Dataset items:
· · · · · · ·

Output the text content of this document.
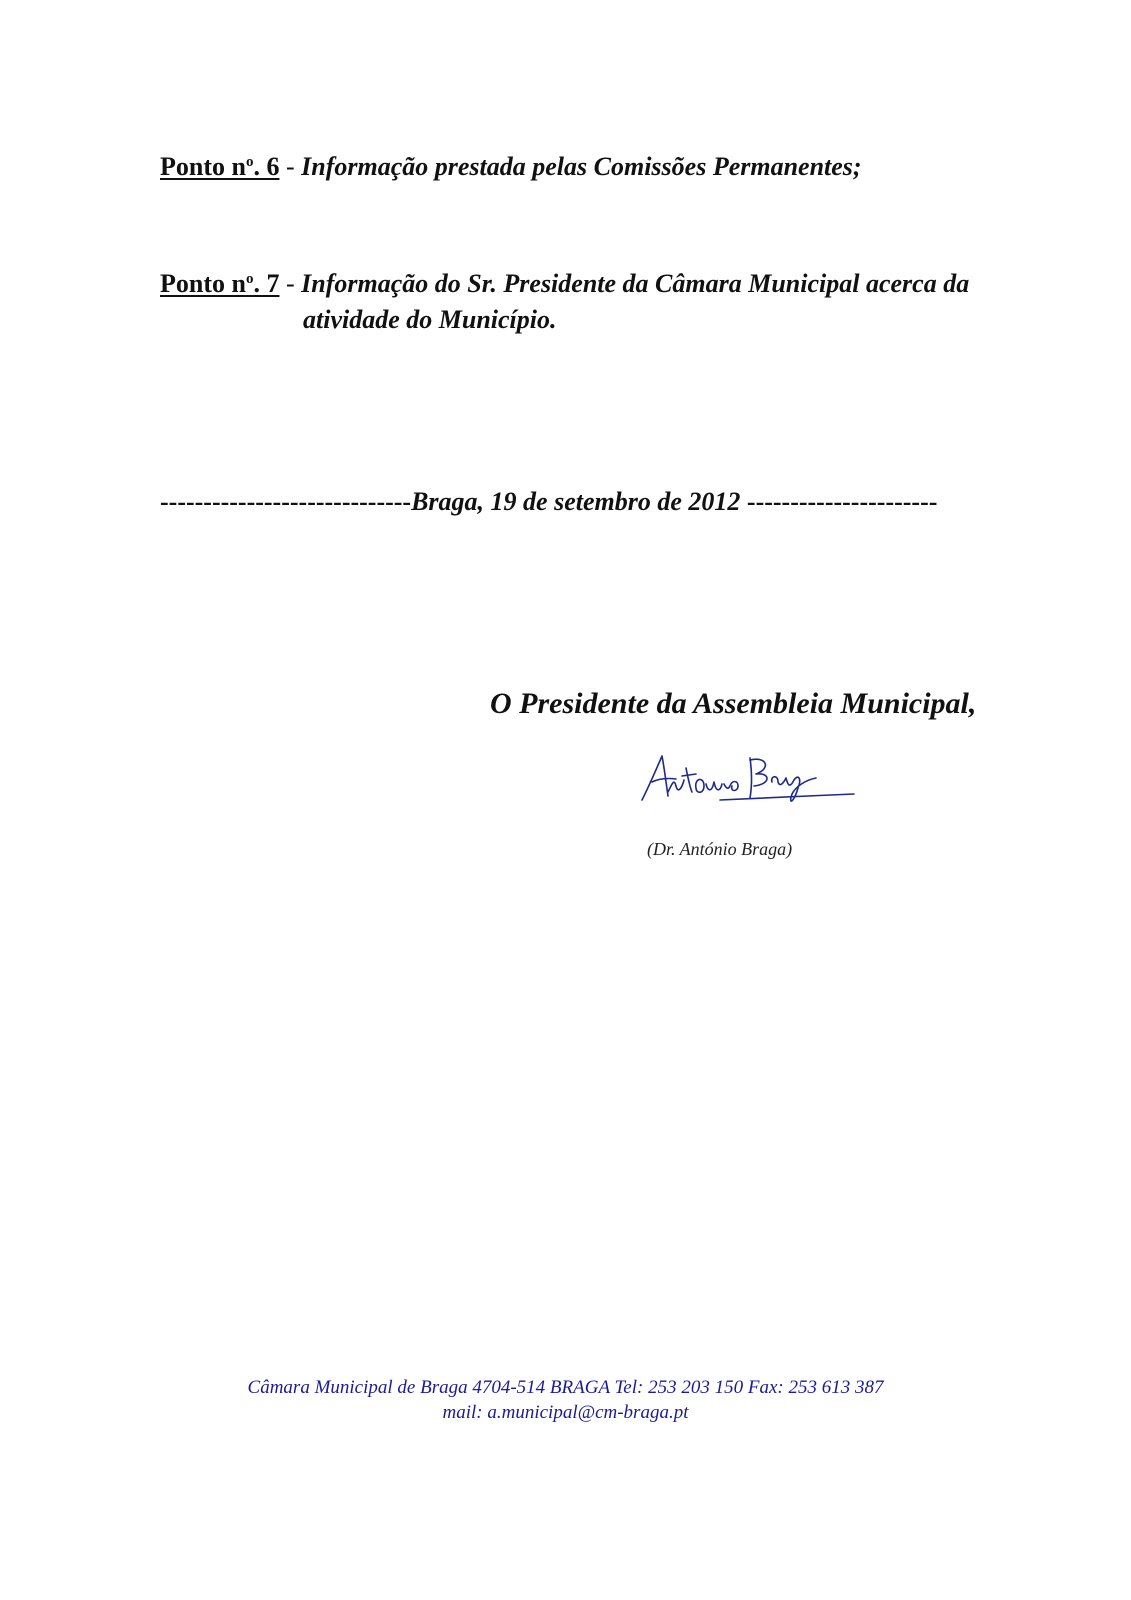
Ponto $n^o$. 6 - Informação prestada pelas Comissões Permanentes;
Ponto $n^o$. 7 - Informação do Sr. Presidente da Câmara Municipal acerca da
atividade do Município.
-----------------------------Braga, 19 de setembro de 2012 ----------------------
O Presidente da Assembleia Municipal,
(Dr. António Braga)
Câmara Municipal de Braga 4704-514 BRAGA Tel: 253 203 150 Fax: 253 613 387
mail: a.municipal@cm-braga.pt
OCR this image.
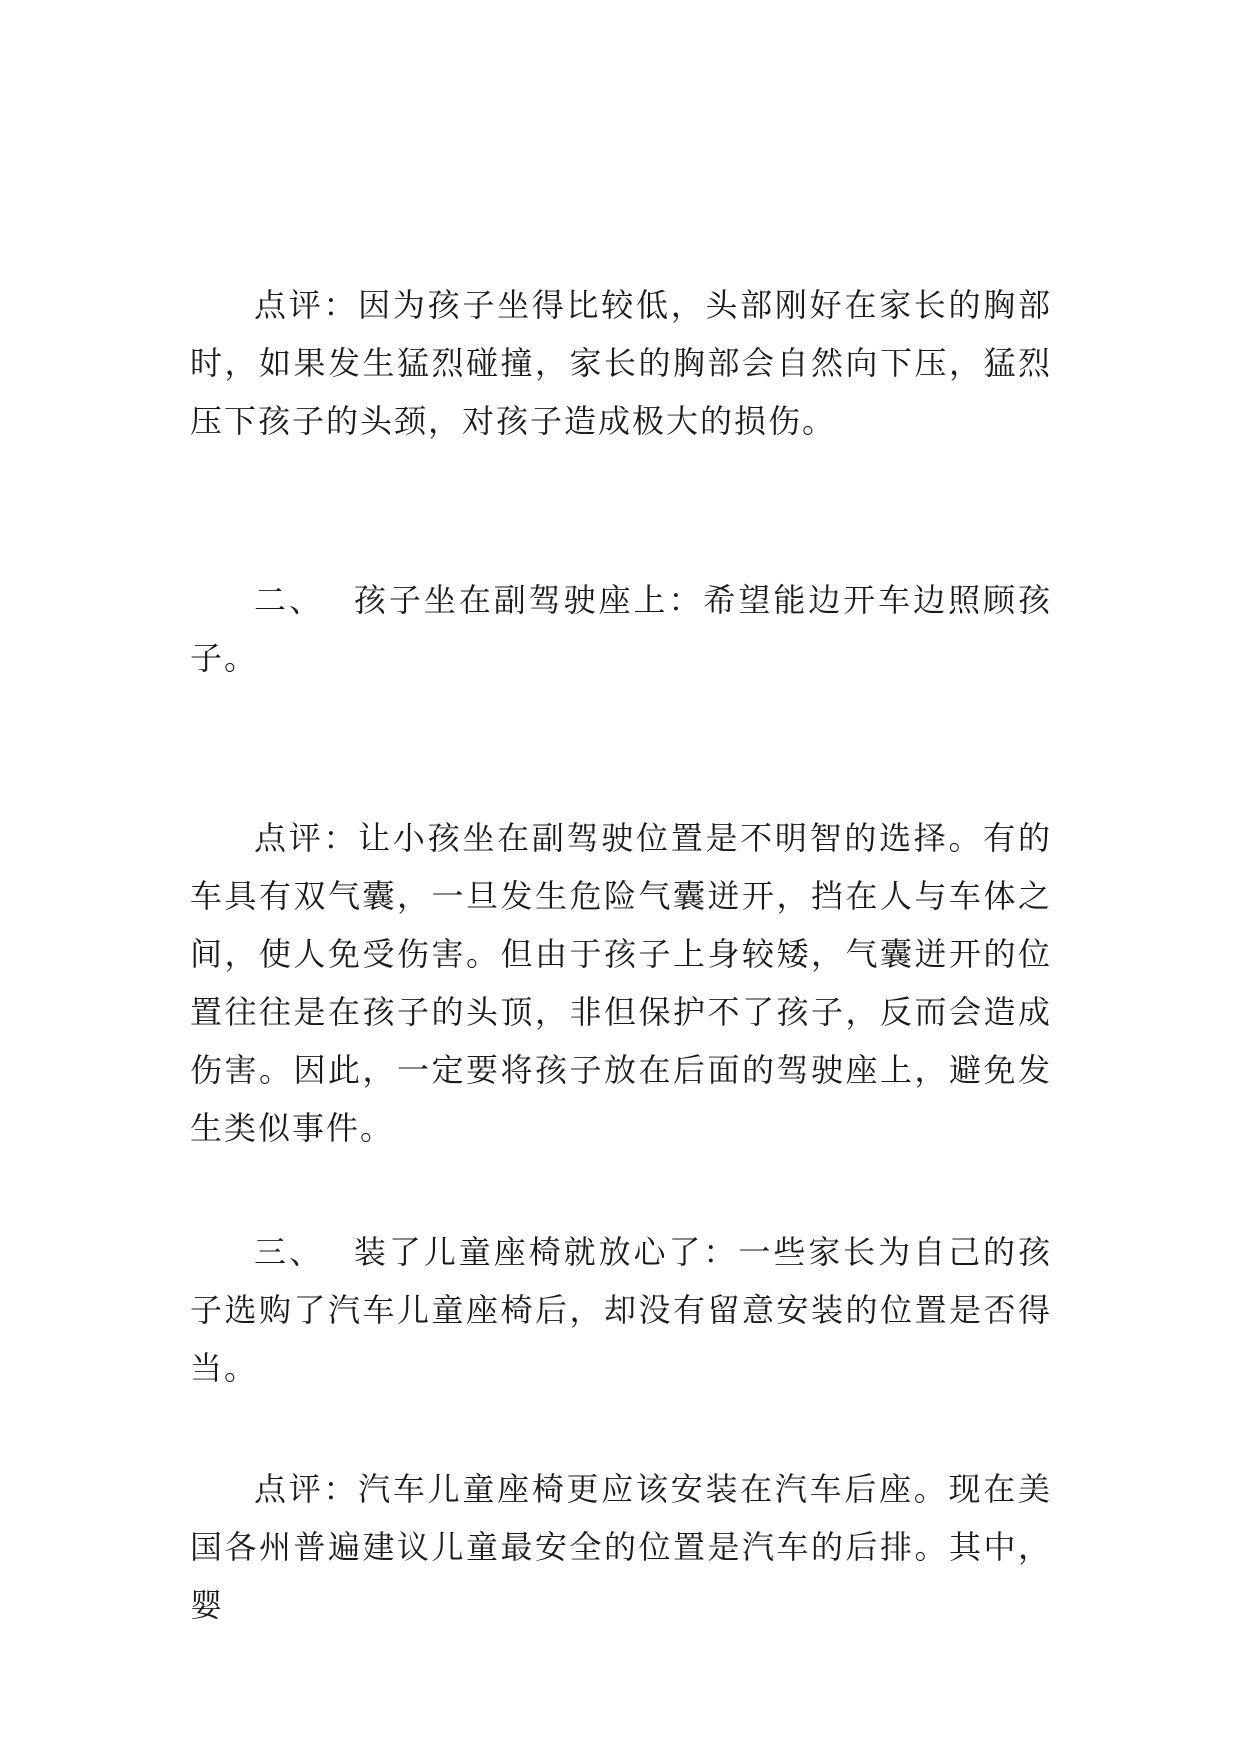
点评：因为孩子坐得比较低，头部刚好在家长的胸部时，如果发生猛烈碰撞，家长的胸部会自然向下压，猛烈压下孩子的头颈，对孩子造成极大的损伤。

二、 孩子坐在副驾驶座上：希望能边开车边照顾孩子。

点评：让小孩坐在副驾驶位置是不明智的选择。有的车具有双气囊，一旦发生危险气囊迸开，挡在人与车体之间，使人免受伤害。但由于孩子上身较矮，气囊迸开的位置往往是在孩子的头顶，非但保护不了孩子，反而会造成伤害。因此，一定要将孩子放在后面的驾驶座上，避免发生类似事件。

三、 装了儿童座椅就放心了：一些家长为自己的孩子选购了汽车儿童座椅后，却没有留意安装的位置是否得当。

点评：汽车儿童座椅更应该安装在汽车后座。现在美国各州普遍建议儿童最安全的位置是汽车的后排。其中，婴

· · · · · · ·

Pick out every line holding the string "Presidente" and return it.

• Solution for this exercise
Ponto $n^o$. 7 - Informação do Sr. Presidente da Câmara Municipal acerca da
O Presidente da Assembleia Municipal,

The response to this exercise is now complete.